◆ WHAT IS EXPECTED
Your task is to gather the lines below that hold the string "text".
--- START DATA TO PROCESS ---
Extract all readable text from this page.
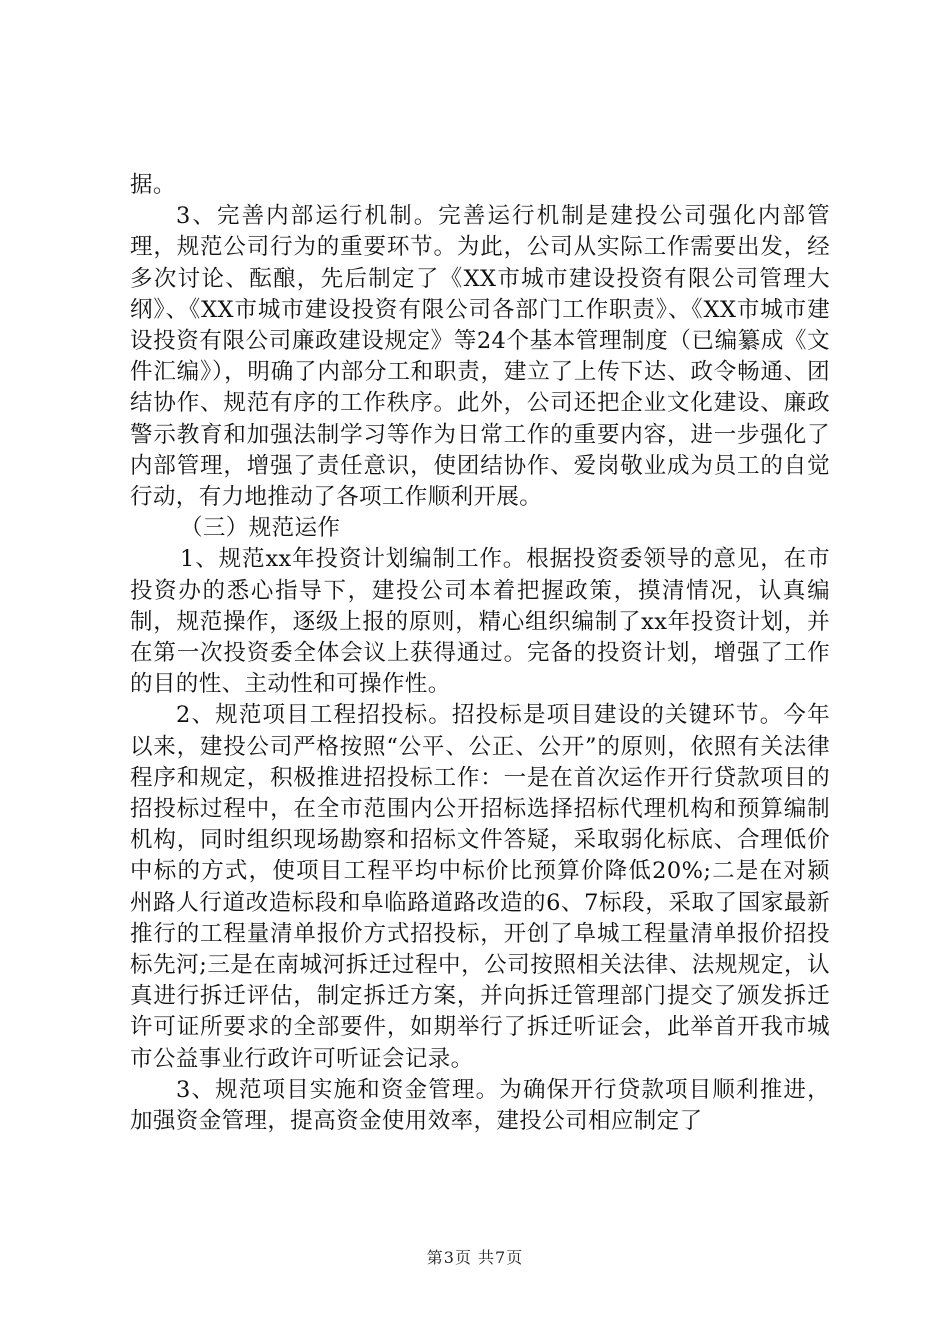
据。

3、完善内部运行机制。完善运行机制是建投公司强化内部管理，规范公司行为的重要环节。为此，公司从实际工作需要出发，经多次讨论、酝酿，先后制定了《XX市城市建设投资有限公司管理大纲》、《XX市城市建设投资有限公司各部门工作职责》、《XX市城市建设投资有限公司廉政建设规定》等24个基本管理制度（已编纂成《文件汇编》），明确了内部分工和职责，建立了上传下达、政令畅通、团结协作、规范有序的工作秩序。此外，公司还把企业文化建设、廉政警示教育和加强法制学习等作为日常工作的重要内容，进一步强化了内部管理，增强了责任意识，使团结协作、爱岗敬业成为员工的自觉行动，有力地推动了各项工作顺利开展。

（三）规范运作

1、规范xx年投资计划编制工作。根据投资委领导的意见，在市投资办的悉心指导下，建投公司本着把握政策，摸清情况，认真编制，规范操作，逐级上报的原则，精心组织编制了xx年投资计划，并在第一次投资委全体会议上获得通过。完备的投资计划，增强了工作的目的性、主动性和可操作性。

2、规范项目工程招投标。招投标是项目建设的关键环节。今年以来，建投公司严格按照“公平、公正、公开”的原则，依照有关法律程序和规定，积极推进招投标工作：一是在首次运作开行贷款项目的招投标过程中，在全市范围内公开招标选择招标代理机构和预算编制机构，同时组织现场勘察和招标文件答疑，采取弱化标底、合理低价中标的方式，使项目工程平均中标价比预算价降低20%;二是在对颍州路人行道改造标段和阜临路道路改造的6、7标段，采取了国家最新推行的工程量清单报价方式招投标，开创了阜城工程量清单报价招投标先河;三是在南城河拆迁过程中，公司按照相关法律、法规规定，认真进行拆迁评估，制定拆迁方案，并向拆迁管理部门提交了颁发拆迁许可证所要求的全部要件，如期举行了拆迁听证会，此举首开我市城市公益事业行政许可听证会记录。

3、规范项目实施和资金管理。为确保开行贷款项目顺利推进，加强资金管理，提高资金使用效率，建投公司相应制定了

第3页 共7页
--- END DATA TO PROCESS ---
--- START DATA TO PROCESS ---
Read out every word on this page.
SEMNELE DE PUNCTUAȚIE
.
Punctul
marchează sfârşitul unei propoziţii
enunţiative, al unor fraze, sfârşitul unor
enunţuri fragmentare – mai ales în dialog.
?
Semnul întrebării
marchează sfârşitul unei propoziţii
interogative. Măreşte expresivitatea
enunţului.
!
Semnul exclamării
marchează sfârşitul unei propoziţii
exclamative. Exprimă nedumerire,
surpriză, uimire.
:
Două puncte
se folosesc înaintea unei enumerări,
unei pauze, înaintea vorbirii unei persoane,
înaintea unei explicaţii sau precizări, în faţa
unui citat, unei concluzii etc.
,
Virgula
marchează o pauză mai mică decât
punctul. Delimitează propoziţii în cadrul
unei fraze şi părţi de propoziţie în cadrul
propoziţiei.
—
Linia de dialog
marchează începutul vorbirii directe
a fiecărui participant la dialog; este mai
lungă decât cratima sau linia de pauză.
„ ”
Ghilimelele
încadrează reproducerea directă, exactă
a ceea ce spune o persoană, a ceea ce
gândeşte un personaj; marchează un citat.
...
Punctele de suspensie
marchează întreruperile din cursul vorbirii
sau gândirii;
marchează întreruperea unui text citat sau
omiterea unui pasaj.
--- END DATA TO PROCESS ---
◆ COMPLETE ANSWER
Extract all readable text from this page.
marchează întreruperea unui text citat sau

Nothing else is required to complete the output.